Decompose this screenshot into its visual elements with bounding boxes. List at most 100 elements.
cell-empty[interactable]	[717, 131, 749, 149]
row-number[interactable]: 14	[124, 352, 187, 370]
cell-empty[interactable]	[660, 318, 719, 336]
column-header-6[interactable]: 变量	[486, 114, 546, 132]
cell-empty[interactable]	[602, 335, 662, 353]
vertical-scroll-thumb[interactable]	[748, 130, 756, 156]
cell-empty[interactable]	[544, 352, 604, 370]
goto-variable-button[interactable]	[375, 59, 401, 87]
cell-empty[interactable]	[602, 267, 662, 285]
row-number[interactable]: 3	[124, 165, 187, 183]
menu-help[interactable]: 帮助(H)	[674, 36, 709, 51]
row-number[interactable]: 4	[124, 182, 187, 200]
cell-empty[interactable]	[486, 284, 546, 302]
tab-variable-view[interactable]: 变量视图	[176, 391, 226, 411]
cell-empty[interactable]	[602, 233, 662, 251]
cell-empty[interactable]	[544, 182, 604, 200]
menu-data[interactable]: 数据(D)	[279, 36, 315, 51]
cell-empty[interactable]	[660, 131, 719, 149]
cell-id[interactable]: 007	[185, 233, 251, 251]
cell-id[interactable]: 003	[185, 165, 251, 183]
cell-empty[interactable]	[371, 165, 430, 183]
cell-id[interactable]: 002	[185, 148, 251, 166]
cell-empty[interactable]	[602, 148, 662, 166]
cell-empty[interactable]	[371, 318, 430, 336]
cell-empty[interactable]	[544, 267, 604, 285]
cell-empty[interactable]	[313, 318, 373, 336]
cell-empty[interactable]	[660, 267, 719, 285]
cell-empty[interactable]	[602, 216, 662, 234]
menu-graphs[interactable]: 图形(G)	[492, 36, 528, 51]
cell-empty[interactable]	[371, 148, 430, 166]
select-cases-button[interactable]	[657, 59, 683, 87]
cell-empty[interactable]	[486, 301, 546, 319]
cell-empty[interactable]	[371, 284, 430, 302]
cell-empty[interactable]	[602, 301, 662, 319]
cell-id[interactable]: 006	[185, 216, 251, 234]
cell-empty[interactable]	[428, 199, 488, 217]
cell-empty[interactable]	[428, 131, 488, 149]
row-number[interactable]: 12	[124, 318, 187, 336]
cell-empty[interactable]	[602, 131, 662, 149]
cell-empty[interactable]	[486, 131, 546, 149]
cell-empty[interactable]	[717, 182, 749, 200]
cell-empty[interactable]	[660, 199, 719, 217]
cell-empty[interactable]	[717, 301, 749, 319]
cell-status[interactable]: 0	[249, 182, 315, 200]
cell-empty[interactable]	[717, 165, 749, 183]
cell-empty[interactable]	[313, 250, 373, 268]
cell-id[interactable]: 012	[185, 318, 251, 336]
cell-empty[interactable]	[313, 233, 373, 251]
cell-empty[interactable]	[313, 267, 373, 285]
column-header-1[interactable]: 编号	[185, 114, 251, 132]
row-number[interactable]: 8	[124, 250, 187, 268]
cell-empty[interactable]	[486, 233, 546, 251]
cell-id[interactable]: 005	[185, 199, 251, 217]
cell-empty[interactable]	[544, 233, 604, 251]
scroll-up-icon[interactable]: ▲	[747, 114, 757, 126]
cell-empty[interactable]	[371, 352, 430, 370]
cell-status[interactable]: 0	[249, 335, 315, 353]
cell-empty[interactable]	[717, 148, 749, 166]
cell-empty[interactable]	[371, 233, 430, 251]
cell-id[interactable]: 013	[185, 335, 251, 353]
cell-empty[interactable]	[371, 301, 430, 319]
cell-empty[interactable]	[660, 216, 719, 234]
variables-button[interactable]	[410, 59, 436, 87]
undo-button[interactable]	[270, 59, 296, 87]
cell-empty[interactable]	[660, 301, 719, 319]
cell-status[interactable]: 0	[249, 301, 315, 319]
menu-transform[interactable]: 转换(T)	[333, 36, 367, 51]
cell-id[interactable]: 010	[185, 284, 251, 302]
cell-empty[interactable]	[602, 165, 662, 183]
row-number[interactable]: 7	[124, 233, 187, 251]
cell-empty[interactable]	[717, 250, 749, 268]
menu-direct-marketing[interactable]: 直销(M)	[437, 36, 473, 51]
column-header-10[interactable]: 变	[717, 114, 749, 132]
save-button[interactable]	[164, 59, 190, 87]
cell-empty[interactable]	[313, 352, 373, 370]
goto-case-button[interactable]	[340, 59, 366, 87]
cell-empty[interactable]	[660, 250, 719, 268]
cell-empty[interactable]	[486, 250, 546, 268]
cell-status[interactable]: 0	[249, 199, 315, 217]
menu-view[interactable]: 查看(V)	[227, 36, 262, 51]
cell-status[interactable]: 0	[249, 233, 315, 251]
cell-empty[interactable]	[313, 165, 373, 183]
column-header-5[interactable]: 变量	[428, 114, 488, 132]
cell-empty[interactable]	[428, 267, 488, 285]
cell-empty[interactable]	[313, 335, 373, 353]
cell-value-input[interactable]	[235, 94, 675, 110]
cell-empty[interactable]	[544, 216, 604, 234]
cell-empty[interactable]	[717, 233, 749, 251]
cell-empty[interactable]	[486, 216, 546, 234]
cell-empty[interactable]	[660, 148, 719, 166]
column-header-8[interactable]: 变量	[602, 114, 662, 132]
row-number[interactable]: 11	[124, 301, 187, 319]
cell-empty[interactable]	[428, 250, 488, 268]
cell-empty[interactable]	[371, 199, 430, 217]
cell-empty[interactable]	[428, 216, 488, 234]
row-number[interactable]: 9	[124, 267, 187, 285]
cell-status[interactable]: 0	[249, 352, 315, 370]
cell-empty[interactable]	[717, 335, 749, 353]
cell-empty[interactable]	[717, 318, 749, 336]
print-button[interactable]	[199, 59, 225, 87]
┄┄┄┄┄┄┄┄┄┄
## Aim of the task
Please report how many lines in the entries above contain the string "column", with case counting. Reply with the number alone.

## Written reply
5